## TASK REQUIREMENTS:
Make an exact copy of all the entries, but do not reproduce the pictures.
========================
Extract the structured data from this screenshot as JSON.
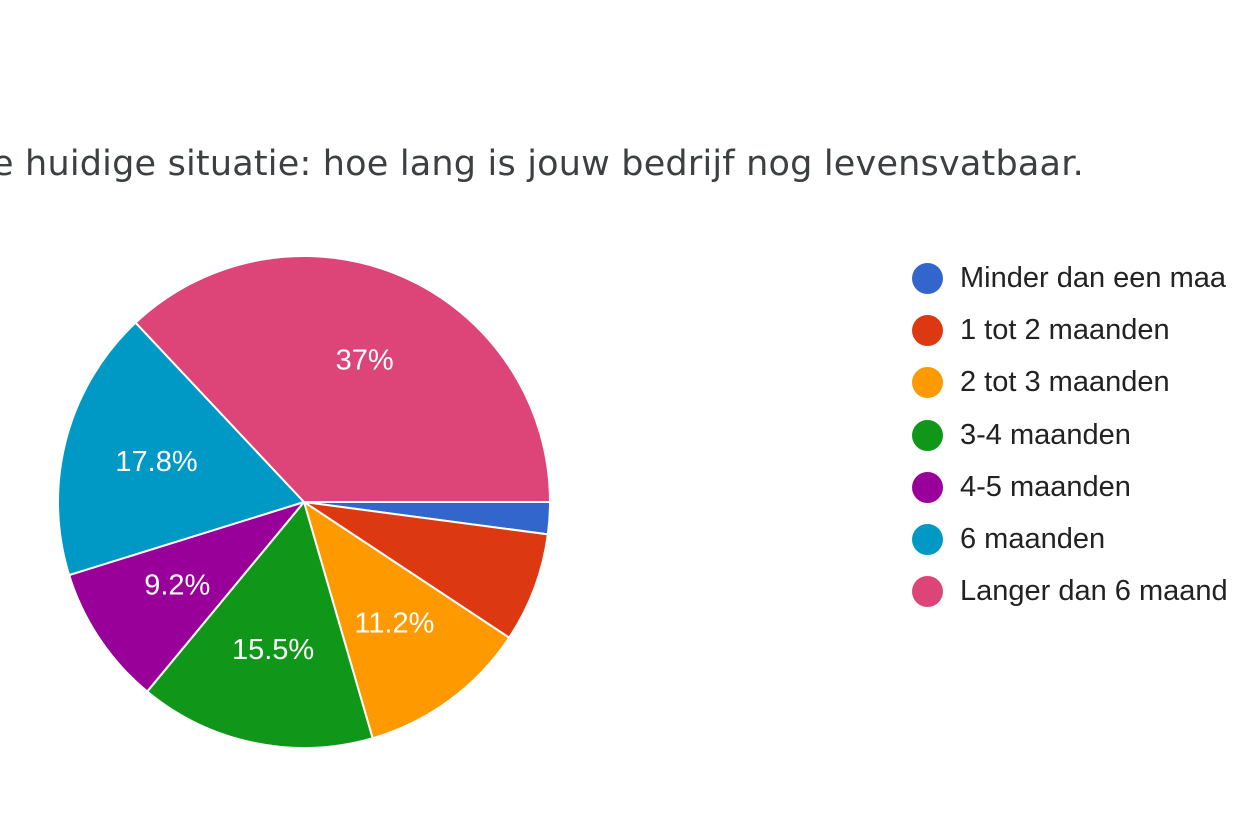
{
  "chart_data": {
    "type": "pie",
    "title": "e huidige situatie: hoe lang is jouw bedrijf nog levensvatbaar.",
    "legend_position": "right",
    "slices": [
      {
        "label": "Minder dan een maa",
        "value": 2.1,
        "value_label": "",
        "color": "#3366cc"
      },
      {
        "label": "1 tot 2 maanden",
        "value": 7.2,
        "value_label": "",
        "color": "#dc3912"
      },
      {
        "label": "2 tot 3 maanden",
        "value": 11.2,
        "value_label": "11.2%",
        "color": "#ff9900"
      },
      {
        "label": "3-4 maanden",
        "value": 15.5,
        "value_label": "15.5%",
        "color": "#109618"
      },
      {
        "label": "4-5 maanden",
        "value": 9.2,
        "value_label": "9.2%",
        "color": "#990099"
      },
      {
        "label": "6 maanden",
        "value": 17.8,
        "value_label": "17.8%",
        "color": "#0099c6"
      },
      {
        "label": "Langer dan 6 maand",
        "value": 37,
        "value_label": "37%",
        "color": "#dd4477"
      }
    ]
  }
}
========================
## FINAL RESULT:
Extract the structured data from this screenshot as JSON.
{
  "chart_data": {
    "type": "pie",
    "title": "e huidige situatie: hoe lang is jouw bedrijf nog levensvatbaar.",
    "legend_position": "right",
    "slices": [
      {
        "label": "Minder dan een maa",
        "value": 2.1,
        "value_label": "",
        "color": "#3366cc"
      },
      {
        "label": "1 tot 2 maanden",
        "value": 7.2,
        "value_label": "",
        "color": "#dc3912"
      },
      {
        "label": "2 tot 3 maanden",
        "value": 11.2,
        "value_label": "11.2%",
        "color": "#ff9900"
      },
      {
        "label": "3-4 maanden",
        "value": 15.5,
        "value_label": "15.5%",
        "color": "#109618"
      },
      {
        "label": "4-5 maanden",
        "value": 9.2,
        "value_label": "9.2%",
        "color": "#990099"
      },
      {
        "label": "6 maanden",
        "value": 17.8,
        "value_label": "17.8%",
        "color": "#0099c6"
      },
      {
        "label": "Langer dan 6 maand",
        "value": 37,
        "value_label": "37%",
        "color": "#dd4477"
      }
    ]
  }
}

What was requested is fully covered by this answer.